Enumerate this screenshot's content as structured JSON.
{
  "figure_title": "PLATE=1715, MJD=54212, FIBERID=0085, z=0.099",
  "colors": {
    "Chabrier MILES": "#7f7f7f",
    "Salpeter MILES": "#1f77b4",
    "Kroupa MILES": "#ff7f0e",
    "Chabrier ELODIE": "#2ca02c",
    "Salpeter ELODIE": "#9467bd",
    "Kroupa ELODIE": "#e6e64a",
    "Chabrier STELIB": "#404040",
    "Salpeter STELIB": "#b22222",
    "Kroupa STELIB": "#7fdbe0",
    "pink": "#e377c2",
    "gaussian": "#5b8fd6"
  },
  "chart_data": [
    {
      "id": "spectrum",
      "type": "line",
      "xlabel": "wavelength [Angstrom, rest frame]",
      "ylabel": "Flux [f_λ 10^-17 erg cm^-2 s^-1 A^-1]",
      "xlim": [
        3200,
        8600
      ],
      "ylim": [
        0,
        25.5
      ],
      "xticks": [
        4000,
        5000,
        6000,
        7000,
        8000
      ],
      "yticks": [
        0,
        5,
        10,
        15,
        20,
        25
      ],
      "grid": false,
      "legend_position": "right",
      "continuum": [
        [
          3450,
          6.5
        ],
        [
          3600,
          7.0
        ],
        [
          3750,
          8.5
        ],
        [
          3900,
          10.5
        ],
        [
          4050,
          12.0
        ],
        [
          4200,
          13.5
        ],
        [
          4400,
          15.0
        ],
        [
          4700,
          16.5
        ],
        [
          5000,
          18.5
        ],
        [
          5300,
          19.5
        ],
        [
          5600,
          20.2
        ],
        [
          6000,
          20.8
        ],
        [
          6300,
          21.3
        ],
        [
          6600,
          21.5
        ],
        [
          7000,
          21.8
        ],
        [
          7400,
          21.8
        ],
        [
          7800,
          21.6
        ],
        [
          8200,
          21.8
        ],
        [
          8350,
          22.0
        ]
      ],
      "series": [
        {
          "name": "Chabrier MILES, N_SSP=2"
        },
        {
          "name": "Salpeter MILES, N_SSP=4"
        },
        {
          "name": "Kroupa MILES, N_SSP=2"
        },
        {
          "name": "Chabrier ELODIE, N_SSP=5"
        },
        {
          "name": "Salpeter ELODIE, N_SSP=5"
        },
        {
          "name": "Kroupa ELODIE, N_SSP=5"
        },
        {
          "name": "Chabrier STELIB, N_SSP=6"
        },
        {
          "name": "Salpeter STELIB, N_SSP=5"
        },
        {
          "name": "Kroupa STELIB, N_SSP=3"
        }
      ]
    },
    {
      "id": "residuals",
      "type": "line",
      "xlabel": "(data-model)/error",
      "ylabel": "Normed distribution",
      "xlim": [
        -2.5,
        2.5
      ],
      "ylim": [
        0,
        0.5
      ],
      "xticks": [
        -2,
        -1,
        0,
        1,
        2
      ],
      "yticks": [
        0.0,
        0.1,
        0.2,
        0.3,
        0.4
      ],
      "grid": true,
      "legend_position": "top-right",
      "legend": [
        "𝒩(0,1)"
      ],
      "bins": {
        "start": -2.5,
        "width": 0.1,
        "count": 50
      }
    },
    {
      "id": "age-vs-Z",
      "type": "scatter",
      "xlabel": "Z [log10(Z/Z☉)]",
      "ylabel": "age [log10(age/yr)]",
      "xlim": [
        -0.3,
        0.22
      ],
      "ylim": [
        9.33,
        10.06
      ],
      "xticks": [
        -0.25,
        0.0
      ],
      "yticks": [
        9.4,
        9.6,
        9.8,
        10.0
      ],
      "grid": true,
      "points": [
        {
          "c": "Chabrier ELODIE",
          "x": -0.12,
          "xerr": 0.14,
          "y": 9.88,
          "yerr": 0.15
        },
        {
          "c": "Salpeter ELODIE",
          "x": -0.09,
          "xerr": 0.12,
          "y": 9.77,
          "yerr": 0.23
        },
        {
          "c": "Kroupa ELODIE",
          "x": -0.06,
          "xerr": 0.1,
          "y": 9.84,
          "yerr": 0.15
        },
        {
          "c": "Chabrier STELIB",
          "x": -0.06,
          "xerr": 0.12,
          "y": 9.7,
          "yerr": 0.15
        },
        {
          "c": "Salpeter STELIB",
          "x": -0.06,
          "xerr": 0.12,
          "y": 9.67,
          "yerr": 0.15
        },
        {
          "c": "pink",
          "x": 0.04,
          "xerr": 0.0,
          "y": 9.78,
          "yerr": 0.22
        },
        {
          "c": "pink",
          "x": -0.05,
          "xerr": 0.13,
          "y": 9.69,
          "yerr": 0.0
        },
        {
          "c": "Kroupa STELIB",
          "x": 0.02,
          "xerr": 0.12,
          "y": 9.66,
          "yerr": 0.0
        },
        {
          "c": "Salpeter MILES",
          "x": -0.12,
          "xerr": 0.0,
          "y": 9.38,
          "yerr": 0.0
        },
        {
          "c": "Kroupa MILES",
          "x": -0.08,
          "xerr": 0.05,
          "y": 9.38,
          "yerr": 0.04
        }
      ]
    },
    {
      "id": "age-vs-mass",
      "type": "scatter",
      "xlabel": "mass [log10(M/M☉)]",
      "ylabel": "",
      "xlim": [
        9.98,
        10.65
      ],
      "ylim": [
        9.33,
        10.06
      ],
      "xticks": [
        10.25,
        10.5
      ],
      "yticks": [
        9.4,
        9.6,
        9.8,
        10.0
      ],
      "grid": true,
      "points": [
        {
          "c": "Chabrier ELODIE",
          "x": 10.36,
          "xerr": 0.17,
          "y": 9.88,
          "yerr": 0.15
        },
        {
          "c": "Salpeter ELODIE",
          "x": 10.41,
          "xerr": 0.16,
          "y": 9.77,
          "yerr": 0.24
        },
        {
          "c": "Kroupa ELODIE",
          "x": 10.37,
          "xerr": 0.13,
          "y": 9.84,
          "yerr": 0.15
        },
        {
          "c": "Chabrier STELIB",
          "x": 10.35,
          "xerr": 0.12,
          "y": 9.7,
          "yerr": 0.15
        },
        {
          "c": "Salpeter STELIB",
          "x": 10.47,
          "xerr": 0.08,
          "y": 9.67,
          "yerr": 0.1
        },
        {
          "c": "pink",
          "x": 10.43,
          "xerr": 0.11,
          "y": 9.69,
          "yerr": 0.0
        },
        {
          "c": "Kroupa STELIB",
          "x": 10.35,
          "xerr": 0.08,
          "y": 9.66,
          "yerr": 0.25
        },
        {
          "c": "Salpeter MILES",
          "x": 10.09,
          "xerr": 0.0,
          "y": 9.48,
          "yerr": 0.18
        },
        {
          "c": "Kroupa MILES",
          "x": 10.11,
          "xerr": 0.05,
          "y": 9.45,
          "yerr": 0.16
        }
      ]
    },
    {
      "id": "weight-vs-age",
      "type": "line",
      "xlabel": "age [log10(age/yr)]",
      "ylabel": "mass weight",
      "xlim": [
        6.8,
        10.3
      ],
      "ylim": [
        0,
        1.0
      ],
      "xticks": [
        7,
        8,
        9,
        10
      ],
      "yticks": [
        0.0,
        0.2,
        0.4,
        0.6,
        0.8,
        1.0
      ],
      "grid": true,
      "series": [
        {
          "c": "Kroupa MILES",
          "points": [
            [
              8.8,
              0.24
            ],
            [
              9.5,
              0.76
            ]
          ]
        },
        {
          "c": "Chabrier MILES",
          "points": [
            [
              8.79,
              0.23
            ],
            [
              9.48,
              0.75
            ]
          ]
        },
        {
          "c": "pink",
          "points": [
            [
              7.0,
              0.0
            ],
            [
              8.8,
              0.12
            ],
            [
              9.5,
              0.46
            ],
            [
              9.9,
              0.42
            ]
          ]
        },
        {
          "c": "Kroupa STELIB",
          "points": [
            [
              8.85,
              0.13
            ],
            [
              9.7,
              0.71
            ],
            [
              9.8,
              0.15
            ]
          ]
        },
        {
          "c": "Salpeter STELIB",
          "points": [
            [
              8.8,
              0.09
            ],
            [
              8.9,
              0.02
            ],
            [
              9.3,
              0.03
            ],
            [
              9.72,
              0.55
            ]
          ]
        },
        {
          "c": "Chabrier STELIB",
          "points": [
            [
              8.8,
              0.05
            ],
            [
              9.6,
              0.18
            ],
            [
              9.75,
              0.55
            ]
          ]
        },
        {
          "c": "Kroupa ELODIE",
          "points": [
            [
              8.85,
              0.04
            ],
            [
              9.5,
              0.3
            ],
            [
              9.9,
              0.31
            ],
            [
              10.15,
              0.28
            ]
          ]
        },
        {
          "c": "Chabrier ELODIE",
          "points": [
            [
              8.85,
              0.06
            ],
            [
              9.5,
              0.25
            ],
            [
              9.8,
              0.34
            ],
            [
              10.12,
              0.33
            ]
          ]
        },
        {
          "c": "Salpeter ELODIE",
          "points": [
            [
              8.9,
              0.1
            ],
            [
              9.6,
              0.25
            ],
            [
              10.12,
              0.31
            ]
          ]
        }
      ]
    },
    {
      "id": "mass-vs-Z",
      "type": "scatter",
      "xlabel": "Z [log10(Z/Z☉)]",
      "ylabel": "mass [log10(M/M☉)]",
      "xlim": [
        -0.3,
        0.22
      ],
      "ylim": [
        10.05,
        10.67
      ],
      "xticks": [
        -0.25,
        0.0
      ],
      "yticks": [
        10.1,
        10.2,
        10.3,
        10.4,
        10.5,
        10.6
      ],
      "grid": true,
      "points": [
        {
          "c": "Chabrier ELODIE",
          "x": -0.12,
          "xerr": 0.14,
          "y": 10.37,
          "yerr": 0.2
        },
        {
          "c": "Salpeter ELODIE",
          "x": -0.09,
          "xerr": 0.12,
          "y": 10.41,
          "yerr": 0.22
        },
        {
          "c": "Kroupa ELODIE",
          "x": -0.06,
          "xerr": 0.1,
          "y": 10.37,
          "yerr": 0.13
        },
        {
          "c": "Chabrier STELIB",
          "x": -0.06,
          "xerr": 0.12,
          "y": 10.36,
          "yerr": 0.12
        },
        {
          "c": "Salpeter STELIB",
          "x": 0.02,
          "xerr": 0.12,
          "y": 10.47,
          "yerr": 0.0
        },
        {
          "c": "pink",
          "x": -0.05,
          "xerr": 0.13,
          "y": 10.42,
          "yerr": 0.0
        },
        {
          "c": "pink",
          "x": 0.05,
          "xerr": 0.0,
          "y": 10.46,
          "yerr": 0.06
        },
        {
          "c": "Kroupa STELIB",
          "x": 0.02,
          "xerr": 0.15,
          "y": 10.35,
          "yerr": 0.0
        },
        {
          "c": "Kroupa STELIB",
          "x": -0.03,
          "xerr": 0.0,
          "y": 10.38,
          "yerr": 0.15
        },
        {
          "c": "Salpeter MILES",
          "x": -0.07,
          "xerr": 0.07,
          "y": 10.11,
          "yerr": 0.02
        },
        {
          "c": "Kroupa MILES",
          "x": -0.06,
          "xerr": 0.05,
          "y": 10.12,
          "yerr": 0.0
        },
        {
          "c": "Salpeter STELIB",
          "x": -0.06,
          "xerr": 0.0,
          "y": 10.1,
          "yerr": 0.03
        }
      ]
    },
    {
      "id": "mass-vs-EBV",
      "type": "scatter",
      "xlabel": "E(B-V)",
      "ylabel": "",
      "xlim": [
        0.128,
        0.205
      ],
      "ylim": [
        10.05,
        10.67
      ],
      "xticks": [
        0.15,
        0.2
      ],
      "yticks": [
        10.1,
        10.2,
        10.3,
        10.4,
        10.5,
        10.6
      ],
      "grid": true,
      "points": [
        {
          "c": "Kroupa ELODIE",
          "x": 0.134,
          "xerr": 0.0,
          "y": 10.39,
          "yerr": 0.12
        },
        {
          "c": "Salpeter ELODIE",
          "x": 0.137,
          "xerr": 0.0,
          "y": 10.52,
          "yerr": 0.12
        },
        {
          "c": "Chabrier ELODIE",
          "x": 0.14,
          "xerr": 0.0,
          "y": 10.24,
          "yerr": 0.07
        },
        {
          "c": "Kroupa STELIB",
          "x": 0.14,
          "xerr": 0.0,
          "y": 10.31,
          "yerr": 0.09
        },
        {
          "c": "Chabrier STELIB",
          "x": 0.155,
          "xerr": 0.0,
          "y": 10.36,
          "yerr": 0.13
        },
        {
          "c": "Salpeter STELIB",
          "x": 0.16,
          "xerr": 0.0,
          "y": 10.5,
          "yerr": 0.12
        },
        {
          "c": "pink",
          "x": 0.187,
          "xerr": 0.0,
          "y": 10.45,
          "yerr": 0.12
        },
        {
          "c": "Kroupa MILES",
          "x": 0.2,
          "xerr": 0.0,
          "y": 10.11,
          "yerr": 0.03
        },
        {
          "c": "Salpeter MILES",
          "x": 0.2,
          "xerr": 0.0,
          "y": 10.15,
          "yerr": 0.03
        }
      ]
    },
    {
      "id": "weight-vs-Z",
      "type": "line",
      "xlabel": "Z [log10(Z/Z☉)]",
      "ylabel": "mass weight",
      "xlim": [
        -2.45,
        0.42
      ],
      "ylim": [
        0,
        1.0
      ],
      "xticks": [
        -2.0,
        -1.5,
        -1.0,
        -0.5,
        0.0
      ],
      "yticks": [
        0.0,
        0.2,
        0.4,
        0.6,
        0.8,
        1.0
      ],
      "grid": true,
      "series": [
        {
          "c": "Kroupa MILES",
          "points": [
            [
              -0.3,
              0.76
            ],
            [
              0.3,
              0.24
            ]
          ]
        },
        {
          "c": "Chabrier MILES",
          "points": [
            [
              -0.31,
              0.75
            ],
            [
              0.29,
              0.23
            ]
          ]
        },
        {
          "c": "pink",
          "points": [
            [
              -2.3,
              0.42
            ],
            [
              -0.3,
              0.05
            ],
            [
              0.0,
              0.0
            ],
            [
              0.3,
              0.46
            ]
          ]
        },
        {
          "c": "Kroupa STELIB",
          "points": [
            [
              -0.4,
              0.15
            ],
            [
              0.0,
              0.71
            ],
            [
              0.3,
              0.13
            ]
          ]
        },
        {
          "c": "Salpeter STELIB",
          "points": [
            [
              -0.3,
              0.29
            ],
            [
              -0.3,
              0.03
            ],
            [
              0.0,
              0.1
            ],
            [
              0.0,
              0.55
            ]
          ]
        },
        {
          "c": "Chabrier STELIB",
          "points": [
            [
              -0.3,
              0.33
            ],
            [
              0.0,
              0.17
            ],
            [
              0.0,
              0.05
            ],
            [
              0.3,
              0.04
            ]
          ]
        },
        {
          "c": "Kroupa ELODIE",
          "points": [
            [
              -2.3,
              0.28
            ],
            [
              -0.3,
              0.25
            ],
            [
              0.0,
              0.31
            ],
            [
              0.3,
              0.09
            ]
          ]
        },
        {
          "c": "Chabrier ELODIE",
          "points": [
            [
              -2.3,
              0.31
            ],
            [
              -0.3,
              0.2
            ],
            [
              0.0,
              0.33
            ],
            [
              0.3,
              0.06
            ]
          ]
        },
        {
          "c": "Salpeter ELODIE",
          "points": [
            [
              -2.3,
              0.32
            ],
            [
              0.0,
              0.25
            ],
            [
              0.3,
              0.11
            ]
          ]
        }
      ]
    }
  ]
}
= = =
> _Written request_
Look through the entries and find each line that has the string "mass". Copy those lines.

> _Expected output_
      "id": "age-vs-mass",
      "xlabel": "mass [log10(M/M☉)]",
      "ylabel": "mass weight",
      "id": "mass-vs-Z",
      "ylabel": "mass [log10(M/M☉)]",
      "id": "mass-vs-EBV",
      "ylabel": "mass weight",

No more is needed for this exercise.